-- GOAL OF THE EXERCISE --
From the listing below, return each line that includes "this".

-- Extracted records --
○ ○ ○ ○ ○
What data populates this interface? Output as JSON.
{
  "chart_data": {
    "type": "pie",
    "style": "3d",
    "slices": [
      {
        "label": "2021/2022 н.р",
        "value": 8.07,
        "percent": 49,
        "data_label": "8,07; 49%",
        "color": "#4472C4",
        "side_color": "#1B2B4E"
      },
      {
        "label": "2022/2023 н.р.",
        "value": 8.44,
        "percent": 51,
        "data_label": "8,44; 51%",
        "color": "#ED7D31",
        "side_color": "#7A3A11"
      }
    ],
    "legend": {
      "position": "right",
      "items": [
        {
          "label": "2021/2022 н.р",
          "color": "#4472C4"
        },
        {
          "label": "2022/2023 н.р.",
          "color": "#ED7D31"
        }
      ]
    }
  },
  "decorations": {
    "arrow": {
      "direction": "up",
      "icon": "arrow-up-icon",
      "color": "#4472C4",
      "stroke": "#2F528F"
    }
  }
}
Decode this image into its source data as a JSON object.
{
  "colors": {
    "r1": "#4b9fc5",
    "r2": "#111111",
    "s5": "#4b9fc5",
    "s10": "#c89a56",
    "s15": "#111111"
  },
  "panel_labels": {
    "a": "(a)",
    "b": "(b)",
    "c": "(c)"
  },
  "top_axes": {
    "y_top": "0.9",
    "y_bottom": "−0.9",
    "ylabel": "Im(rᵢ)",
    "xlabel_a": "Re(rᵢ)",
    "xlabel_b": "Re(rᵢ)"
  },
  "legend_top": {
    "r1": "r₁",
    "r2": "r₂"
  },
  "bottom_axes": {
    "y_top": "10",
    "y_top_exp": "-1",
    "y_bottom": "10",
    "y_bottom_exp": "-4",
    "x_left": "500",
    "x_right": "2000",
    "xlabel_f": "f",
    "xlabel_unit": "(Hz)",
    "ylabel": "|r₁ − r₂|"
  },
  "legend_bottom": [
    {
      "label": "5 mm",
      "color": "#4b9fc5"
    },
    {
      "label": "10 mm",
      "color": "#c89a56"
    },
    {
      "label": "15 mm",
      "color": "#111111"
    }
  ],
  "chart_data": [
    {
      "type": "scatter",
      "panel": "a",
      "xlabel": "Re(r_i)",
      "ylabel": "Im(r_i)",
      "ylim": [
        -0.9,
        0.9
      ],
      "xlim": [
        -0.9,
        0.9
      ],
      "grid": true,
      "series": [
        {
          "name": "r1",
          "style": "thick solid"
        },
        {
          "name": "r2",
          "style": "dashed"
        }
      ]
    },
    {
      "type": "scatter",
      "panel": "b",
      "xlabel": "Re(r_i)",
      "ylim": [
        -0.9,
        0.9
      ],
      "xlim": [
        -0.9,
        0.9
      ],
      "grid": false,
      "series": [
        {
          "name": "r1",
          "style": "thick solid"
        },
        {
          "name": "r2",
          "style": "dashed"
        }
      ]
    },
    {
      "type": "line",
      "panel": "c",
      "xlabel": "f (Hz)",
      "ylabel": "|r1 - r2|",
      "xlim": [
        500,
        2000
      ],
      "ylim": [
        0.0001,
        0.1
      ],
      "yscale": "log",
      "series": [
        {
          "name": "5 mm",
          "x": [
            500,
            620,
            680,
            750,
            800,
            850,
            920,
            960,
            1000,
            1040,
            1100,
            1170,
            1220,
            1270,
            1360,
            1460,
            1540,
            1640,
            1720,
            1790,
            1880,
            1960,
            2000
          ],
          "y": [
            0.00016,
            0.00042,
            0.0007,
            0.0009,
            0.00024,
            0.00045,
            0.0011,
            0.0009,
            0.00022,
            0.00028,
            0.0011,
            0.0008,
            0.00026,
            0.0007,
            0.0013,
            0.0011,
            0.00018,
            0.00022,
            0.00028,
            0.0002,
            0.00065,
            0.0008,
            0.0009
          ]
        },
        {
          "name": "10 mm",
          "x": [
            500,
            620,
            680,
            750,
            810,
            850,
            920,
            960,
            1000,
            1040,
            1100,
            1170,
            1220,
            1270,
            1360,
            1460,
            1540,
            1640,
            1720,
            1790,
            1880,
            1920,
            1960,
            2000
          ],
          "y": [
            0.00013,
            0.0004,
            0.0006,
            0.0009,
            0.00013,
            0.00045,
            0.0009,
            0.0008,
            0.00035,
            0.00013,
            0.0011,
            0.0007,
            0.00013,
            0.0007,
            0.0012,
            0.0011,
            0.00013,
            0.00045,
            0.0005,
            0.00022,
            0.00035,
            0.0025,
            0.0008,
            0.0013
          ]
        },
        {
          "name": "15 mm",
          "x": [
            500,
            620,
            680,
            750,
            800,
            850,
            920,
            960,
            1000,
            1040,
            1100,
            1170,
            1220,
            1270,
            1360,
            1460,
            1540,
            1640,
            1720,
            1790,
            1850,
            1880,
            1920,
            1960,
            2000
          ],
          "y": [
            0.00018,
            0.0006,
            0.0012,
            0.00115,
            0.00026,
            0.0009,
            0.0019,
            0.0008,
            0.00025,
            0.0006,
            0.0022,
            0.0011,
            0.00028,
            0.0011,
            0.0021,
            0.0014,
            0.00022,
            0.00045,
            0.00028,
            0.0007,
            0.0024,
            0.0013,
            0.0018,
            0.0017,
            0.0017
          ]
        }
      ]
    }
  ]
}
○ ○ ○ ○ ○
-- RESULT OF THE EXERCISE --
What data populates this interface? Output as JSON.
Decode this image into its source data as a JSON object.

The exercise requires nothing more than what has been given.